**EXERCISE GOAL**
Look through the material and copy each line holding "system".

**DATA FOR PROCESSING**
- - - -
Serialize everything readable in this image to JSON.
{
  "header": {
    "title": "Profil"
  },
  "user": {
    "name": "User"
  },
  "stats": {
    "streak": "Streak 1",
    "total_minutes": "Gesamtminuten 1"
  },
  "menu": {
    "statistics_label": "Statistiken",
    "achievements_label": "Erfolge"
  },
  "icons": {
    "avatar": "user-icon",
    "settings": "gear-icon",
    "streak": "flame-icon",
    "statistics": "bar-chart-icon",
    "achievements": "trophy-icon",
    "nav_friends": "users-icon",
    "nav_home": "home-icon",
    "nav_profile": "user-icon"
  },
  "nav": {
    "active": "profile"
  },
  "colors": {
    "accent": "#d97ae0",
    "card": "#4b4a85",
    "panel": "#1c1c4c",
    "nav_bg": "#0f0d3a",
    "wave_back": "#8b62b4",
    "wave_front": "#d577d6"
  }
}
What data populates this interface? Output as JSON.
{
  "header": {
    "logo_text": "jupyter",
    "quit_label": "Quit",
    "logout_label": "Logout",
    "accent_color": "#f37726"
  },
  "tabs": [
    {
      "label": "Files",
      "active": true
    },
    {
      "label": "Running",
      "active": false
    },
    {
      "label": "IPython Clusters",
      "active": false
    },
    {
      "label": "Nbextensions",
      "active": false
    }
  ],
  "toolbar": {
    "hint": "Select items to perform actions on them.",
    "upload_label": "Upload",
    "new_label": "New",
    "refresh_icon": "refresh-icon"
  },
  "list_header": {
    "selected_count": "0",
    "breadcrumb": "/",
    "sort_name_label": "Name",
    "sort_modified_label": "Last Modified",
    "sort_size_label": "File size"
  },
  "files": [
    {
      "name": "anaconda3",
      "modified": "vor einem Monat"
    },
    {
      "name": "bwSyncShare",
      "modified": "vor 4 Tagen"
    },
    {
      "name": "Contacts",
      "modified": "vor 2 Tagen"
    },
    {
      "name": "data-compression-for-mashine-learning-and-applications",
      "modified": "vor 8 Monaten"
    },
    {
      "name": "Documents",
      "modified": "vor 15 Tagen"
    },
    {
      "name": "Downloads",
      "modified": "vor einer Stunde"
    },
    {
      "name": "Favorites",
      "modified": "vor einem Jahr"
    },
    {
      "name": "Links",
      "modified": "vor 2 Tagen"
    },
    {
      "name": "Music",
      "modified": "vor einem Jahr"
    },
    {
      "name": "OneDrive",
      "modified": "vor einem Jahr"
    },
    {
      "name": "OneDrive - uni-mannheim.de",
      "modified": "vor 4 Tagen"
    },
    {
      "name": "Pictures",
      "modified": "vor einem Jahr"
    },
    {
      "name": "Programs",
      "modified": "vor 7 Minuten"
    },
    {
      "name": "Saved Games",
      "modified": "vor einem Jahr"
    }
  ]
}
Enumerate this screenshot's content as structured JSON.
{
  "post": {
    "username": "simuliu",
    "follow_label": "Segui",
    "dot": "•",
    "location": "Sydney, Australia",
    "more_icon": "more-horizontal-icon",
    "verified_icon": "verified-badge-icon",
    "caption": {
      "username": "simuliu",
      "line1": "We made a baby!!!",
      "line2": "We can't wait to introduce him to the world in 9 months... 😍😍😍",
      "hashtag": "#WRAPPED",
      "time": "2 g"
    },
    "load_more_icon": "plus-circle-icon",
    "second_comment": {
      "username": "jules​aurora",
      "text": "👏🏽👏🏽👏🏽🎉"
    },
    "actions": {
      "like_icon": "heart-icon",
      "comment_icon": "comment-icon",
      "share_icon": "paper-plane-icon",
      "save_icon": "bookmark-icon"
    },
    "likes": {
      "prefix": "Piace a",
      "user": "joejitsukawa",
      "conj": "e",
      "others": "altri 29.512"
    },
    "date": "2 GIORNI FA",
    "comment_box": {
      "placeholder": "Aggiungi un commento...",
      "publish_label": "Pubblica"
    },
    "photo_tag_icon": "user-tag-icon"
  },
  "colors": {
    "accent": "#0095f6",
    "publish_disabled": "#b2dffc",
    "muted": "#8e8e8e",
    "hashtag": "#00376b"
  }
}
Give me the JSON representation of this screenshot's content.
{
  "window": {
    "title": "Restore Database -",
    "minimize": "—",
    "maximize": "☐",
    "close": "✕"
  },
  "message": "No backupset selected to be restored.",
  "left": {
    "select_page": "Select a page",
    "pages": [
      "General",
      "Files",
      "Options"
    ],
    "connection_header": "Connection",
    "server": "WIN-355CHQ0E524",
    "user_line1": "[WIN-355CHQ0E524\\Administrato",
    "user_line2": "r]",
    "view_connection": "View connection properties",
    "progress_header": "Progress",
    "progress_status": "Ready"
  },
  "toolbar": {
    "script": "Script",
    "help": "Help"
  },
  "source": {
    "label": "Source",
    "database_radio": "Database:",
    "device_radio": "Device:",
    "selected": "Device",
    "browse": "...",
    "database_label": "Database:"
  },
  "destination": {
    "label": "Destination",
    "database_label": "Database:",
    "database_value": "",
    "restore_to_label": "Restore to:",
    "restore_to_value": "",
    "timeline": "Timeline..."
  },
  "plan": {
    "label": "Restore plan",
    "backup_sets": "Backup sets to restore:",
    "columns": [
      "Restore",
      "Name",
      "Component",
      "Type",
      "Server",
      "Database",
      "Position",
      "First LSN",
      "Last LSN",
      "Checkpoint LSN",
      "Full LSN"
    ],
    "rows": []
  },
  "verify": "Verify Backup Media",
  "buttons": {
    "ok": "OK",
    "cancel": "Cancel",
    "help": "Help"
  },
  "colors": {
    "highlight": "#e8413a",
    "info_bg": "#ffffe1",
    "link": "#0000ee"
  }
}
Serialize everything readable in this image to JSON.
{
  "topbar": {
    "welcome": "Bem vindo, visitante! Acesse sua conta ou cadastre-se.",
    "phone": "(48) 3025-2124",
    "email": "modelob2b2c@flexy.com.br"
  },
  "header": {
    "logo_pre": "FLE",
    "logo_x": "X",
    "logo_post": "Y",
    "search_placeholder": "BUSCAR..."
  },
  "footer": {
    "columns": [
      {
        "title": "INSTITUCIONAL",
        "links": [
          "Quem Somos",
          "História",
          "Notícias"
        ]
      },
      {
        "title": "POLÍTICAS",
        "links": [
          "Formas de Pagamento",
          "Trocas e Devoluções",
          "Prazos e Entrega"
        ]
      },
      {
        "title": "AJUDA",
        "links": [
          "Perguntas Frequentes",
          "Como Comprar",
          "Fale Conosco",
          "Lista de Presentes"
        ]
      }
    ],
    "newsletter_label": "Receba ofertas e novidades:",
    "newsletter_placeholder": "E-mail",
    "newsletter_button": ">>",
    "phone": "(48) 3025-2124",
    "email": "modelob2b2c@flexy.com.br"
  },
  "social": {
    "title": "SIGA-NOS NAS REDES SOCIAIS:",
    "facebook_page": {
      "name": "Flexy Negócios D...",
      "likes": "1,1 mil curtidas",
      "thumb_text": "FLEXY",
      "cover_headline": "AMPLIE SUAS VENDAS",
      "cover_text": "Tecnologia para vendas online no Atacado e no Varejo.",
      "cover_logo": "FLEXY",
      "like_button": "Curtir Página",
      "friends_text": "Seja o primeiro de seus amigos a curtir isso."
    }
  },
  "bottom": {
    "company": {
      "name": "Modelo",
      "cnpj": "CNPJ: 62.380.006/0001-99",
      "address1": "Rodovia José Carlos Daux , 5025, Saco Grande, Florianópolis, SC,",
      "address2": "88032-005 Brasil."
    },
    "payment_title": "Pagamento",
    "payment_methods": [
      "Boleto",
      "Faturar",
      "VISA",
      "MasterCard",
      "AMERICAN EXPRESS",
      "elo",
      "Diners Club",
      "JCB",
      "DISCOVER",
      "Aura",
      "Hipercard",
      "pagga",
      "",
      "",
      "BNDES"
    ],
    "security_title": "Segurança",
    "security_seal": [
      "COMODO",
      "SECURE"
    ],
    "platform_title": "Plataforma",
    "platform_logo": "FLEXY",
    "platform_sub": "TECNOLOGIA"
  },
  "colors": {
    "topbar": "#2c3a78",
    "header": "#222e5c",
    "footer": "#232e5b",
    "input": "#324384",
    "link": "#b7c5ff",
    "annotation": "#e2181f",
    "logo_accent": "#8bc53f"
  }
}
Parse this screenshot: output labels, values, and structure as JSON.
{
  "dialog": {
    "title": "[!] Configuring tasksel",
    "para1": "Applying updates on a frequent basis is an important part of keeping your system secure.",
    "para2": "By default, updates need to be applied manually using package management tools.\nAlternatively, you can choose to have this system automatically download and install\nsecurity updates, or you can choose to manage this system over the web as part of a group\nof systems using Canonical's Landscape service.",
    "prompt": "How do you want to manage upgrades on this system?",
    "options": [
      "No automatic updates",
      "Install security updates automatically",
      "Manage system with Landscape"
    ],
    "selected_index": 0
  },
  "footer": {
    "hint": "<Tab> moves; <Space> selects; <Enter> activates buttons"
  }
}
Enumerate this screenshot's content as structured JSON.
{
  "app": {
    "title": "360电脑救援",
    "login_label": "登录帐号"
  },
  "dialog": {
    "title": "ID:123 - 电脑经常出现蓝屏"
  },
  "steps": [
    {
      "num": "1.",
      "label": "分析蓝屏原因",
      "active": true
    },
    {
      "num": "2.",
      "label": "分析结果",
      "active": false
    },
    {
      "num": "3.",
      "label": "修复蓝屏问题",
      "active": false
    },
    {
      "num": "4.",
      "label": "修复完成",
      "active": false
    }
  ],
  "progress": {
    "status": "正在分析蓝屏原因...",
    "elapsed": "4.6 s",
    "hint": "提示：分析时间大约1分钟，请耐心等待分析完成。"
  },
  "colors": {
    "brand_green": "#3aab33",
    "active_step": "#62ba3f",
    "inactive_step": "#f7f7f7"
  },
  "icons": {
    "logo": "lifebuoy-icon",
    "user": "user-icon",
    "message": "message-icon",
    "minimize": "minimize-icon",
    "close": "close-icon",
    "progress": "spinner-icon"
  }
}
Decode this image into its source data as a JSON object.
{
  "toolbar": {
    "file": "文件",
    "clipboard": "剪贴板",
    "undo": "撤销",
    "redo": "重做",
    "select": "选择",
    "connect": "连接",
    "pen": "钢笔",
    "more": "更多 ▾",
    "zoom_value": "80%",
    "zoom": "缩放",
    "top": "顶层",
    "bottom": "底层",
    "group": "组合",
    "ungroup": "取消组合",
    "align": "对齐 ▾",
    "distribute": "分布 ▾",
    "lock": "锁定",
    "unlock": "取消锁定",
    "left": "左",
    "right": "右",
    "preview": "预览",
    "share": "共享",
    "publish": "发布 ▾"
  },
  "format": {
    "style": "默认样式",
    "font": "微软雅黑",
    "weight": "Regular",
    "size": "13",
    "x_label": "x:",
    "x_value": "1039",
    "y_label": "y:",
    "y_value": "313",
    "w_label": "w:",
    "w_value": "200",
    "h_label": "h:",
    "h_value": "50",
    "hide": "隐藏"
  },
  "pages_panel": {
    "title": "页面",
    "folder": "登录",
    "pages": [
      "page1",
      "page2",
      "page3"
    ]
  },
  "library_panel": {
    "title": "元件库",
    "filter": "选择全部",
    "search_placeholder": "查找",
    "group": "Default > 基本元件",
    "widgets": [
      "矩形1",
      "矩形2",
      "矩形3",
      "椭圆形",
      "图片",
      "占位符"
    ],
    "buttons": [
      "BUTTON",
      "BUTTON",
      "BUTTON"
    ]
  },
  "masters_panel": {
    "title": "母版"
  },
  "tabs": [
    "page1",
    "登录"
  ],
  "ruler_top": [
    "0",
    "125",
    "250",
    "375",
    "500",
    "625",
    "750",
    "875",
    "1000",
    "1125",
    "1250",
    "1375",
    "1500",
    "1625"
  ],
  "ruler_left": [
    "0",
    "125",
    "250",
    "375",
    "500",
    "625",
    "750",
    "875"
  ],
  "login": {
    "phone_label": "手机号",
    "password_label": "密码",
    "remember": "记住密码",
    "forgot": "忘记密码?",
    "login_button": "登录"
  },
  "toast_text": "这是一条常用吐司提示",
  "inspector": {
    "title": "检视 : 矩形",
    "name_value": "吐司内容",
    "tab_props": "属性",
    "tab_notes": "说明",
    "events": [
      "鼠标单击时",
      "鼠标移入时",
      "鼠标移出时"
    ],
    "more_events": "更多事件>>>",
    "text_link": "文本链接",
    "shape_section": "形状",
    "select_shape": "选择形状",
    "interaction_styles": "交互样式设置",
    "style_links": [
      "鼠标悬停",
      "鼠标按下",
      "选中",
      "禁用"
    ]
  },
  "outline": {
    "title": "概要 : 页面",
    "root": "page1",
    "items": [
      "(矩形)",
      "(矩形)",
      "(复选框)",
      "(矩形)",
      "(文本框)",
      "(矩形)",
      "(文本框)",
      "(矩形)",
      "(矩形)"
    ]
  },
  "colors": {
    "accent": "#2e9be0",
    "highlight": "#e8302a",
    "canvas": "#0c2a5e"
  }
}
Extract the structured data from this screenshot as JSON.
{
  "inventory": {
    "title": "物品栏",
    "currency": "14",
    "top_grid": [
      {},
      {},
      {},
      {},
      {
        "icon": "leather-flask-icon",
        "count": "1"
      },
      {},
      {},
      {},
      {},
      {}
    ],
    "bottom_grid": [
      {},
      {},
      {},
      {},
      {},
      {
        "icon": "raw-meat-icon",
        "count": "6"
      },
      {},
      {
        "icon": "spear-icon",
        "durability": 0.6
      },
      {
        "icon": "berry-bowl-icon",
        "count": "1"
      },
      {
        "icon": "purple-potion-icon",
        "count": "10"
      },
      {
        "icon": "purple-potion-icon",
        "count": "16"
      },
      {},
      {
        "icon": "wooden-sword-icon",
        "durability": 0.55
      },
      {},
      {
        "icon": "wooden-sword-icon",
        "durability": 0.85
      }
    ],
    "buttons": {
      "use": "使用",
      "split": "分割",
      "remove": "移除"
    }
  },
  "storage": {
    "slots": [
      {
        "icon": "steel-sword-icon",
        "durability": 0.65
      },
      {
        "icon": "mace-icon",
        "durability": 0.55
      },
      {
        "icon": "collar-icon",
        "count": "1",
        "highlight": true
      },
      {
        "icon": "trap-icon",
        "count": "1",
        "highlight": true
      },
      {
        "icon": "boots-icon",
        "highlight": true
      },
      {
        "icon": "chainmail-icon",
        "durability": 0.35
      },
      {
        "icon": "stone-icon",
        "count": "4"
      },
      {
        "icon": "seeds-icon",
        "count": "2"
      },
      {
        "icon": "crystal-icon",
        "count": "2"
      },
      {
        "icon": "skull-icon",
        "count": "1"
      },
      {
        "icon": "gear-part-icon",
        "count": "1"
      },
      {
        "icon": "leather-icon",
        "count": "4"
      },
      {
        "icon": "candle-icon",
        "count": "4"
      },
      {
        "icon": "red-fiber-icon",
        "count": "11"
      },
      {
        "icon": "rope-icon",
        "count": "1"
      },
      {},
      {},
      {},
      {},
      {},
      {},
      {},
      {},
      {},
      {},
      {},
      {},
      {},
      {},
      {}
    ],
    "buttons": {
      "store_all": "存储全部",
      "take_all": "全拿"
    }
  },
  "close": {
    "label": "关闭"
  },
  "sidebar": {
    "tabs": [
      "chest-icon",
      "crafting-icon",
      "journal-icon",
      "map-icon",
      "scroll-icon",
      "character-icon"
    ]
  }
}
- - - -
**COMPLETE ANSWER**
    "para1": "Applying updates on a frequent basis is an important part of keeping your system secure.",
    "para2": "By default, updates need to be applied manually using package management tools.\nAlternatively, you can choose to have this system automatically download and install\nsecurity updates, or you can choose to manage this system over the web as part of a group\nof systems using Canonical's Landscape service.",
    "prompt": "How do you want to manage upgrades on this system?",
      "Manage system with Landscape"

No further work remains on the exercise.